┌────────

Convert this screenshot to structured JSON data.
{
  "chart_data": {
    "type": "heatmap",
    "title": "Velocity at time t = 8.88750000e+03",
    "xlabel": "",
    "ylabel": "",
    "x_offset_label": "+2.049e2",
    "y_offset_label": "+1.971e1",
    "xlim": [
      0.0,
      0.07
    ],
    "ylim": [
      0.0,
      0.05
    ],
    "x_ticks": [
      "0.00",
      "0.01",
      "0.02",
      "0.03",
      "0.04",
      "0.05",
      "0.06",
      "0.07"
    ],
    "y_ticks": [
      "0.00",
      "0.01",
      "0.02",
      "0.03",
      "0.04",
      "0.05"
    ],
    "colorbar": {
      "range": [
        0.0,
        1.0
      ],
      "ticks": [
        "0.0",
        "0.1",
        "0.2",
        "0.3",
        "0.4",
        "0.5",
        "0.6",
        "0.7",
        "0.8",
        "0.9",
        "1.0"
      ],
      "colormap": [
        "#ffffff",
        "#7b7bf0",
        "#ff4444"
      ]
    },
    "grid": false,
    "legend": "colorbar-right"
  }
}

└────────

Reproduce the full set of records precisely.

(TASK RESULT):
Convert this screenshot to structured JSON data.
{
  "chart_data": {
    "type": "heatmap",
    "title": "Velocity at time t = 8.88750000e+03",
    "xlabel": "",
    "ylabel": "",
    "x_offset_label": "+2.049e2",
    "y_offset_label": "+1.971e1",
    "xlim": [
      0.0,
      0.07
    ],
    "ylim": [
      0.0,
      0.05
    ],
    "x_ticks": [
      "0.00",
      "0.01",
      "0.02",
      "0.03",
      "0.04",
      "0.05",
      "0.06",
      "0.07"
    ],
    "y_ticks": [
      "0.00",
      "0.01",
      "0.02",
      "0.03",
      "0.04",
      "0.05"
    ],
    "colorbar": {
      "range": [
        0.0,
        1.0
      ],
      "ticks": [
        "0.0",
        "0.1",
        "0.2",
        "0.3",
        "0.4",
        "0.5",
        "0.6",
        "0.7",
        "0.8",
        "0.9",
        "1.0"
      ],
      "colormap": [
        "#ffffff",
        "#7b7bf0",
        "#ff4444"
      ]
    },
    "grid": false,
    "legend": "colorbar-right"
  }
}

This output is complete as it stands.